##### PÁGINA #####
21 nov 2024

O CORAÇÃO TRAVESTI BATE FORTE (E VIVO)

DANÇARINO E EDUCADOR PAULISTA CONTA COMO CONQUISTOU O MUNDO MESCLANDO DUAS ARTES FORJADAS NA RESISTÊNCIA

por CLAUDIA TAJES

A história do coletivo As Travestidas começa em 2003, quando o ator Silvero Pereira estreou o monólogo “Uma Flor de Dama”. A peça, baseada em um conto de Caio Fernando Abreu, foi o marco zero de uma experiência artística que sairia de Fortaleza para conquistar o País inteiro, sempre com montagens que trazem as discussões de gênero para o centro do debate.

Ao longo desses 17 anos, o grupo encenou espetáculos como “Cabaré da Dama”, “Engenharia Erótica”, “Yes, Nós Temos Bananas!”, “BR Trans”, “Quem Tem Medo de Travesti?”, “Três Travestis” e “Trans-Onho”, este último inspirado na dança-teatro japonesa do Butoh. É um portfolio que impressiona não apenas pela variedade de títulos, mas pela fertilidade de ideia, o volume de produção e a tenacidade das meninas. Em um cenário cada vez mais fechado para a arte – qualquer arte -, As Travestidas não param de criar.

O próprio grupo define assim sua produção: “Nestes quase 15 anos de estrada, optamos por trilhar um caminho incerto, errático, mas também vibrante, festivo, de denúncia, urgência, reflexão, de amor e dedicação. (…) Nosso desafio é cotidiano em aplacar diferenças, dissabores e narrativas que se fortaleceram com o passar do tempo e com o adubo da ignorância. Nosso mundo ideal é trans, transcendente, transperiférico, transmutante, transexual, transformista, travesti. E nosso querer, transhumano”.

Ítalo Lopes é Karolaynne Carton n'As Travestidas (Foto: Theo Tajes | Revista Híbrida)
Ítalo Lopes é Karolaynne Carton n'As Travestidas (Foto: Theo Tajes | Revista Híbrida)

O Coletivo é formado por membres efetivos e afetivos, como são chamadas as pessoas parceiras e amigas de trabalhos e de vida. Uma delas é Jesuíta Barbosa, que deu seus primeiros passos como ator com o grupo, em Fortaleza.

Todas as integrantes do grupo cantam, dançam e atuam. Verônica Valenttino também é a cara da banda de rock paulista Verônica Decide Morrer. Junto com Patrícia Dawson e Yasmim Salvador, ela é hoje uma das três Ts, as três vozes que falam pelo Coletivo.

Rodrigo Ferreira é a Mulher Barbada. Denis Lacerda, Deydianne Piaf. Ítalo Lopes é Karolaynne Carton. George Hudson Santiago é Betha Houston. Gisele Almodovar é o alter ego de Silvero Pereira, que hoje também se dedica a uma bem sucedida carreira na televisão e no cinema, mas continua se apresentando com As Travestidas.
##### DADOS DISPONÍVEIS #####
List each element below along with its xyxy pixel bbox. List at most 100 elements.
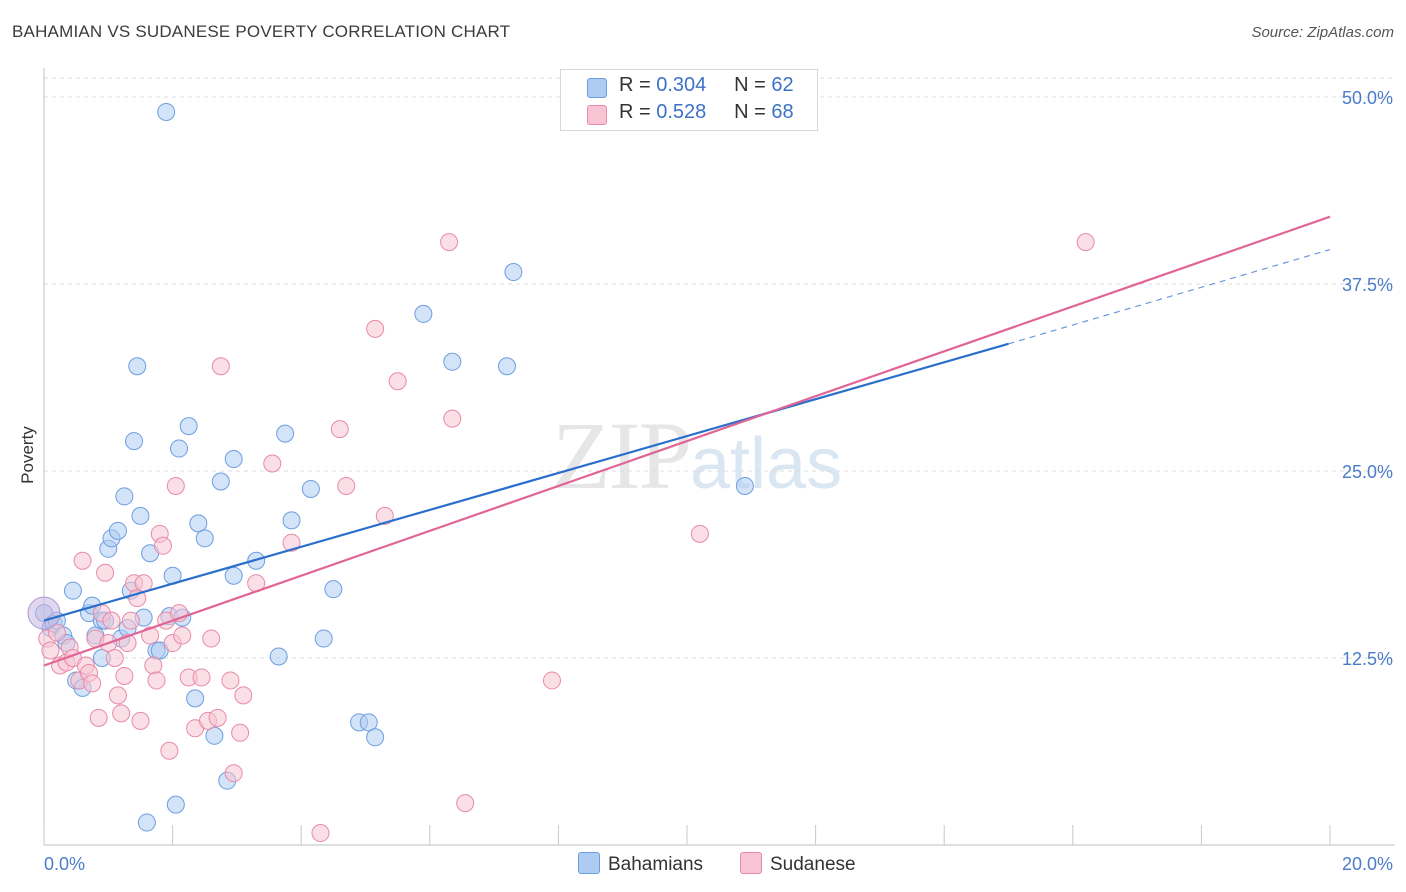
#####
→ REQUISITOS DAS TAREFAS:
1. Segundo a reportagem sobre As Travestidas, que ator estreou o monólogo “Uma Flor de Dama”?
2. Transcreva um trecho da reportagem sobre As Travestidas. Comece nas palavras "por CLAUDIA TAJES" e pare depois de "centro do debate.".

→ SOLUÇÕES POR TAREFA:
1. Silvero Pereira.

2.
por CLAUDIA TAJES

A história do coletivo As Travestidas começa em 2003, quando o ator Silvero Pereira estreou o monólogo “Uma Flor de Dama”. A peça, baseada em um conto de Caio Fernando Abreu, foi o marco zero de uma experiência artística que sairia de Fortaleza para conquistar o País inteiro, sempre com montagens que trazem as discussões de gênero para o centro do debate.